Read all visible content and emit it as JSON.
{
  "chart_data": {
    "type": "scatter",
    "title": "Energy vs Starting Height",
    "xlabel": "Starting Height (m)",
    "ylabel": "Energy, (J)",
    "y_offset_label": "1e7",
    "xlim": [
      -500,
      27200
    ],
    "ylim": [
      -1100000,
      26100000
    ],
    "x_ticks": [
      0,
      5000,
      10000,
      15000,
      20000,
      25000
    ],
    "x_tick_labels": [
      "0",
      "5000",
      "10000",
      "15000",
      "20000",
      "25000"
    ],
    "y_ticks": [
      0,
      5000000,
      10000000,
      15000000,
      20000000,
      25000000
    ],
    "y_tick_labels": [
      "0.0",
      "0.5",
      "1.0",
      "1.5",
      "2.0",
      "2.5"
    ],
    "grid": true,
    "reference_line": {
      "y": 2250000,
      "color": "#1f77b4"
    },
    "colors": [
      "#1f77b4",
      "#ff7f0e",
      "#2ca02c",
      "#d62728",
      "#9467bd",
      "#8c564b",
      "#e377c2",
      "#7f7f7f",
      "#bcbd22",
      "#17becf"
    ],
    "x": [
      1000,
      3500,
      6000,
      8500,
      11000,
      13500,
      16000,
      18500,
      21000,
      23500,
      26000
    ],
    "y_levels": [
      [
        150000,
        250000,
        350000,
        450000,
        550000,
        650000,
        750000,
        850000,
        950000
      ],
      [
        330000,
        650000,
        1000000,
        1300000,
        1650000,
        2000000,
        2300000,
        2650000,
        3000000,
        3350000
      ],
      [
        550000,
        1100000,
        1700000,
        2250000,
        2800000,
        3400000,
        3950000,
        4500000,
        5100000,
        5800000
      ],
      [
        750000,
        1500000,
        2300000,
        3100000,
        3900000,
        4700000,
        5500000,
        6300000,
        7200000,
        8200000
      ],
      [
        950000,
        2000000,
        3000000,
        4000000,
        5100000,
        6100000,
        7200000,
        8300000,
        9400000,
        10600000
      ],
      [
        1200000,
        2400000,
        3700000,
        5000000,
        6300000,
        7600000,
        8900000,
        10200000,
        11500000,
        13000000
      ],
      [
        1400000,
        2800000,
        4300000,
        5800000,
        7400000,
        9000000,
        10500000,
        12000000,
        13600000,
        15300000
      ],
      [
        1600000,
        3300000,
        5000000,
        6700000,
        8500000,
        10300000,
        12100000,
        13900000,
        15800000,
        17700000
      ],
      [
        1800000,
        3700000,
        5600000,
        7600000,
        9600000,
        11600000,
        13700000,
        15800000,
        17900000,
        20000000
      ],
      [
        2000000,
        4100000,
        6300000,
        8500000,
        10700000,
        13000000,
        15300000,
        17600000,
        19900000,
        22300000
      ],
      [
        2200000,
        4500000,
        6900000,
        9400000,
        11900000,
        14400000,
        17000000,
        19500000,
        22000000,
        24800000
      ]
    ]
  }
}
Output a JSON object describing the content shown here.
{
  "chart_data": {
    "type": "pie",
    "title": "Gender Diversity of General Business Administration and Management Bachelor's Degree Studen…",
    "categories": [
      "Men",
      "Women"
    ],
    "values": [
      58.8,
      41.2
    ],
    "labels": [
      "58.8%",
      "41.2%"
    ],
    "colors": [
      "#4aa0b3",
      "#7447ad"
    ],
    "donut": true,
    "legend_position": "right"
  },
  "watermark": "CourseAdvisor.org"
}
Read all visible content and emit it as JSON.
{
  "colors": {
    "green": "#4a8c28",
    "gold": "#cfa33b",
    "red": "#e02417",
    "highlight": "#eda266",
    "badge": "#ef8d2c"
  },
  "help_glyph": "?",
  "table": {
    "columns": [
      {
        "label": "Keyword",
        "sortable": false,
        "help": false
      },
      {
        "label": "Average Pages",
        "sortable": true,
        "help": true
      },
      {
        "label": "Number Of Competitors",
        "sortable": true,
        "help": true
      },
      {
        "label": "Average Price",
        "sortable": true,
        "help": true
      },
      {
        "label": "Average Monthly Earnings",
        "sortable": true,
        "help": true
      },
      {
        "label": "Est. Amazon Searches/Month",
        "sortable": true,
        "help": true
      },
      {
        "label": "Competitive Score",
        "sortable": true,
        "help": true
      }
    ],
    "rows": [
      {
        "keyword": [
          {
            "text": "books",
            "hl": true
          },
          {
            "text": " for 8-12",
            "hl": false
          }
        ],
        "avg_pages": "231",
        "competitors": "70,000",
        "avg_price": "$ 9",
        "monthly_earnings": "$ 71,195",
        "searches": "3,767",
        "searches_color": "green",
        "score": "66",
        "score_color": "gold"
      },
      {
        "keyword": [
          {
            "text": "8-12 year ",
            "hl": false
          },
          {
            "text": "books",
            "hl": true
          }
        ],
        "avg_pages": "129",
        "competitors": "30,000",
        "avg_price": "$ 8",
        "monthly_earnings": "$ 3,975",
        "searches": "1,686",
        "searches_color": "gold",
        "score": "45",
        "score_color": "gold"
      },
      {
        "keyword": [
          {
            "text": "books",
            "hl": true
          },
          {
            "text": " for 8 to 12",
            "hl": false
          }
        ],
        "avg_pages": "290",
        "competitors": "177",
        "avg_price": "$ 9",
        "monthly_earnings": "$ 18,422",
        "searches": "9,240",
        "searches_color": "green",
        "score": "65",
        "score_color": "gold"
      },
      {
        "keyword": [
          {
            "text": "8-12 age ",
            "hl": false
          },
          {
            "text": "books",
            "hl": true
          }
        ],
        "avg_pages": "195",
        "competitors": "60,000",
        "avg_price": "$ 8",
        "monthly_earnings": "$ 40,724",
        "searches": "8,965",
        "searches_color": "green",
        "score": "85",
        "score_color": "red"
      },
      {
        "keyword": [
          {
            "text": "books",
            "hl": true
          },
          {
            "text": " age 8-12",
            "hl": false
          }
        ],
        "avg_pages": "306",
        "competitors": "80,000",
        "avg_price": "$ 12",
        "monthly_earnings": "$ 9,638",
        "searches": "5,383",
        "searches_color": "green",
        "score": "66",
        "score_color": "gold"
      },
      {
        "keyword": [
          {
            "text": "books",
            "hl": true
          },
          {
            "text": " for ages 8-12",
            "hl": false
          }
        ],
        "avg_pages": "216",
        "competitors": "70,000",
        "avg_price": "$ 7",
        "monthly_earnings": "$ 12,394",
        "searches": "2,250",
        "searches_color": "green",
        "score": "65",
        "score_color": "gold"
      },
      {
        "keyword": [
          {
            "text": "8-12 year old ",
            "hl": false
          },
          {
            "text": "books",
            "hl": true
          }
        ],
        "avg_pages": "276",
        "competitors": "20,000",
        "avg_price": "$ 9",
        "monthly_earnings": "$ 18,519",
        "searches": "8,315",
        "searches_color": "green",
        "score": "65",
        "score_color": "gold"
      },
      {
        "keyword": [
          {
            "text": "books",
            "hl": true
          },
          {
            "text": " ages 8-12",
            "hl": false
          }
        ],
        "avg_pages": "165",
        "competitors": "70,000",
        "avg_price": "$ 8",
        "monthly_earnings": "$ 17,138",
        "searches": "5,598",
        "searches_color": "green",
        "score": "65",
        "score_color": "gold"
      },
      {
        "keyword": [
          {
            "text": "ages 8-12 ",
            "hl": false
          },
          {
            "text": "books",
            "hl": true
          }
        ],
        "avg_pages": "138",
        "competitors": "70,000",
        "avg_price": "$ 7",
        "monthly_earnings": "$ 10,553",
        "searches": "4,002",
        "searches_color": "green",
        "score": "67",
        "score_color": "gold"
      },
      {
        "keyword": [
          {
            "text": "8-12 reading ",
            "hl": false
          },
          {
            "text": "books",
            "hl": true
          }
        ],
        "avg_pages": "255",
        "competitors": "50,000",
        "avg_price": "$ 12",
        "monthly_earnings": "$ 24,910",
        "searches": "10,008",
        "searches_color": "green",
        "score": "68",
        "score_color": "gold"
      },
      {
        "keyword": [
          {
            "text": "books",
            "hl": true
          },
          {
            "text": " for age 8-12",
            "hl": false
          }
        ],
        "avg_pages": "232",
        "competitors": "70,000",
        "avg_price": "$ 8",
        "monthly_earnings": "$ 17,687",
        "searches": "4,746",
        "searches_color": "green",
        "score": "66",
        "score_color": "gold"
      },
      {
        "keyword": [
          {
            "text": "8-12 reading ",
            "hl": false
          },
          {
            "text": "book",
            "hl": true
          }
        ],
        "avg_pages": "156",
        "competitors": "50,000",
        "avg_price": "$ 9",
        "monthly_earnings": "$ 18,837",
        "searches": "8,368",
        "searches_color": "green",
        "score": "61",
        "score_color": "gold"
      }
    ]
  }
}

What is needed:
Among the entries above, how many lines include the word "Energy"? Reply with the number only.

Solution:
2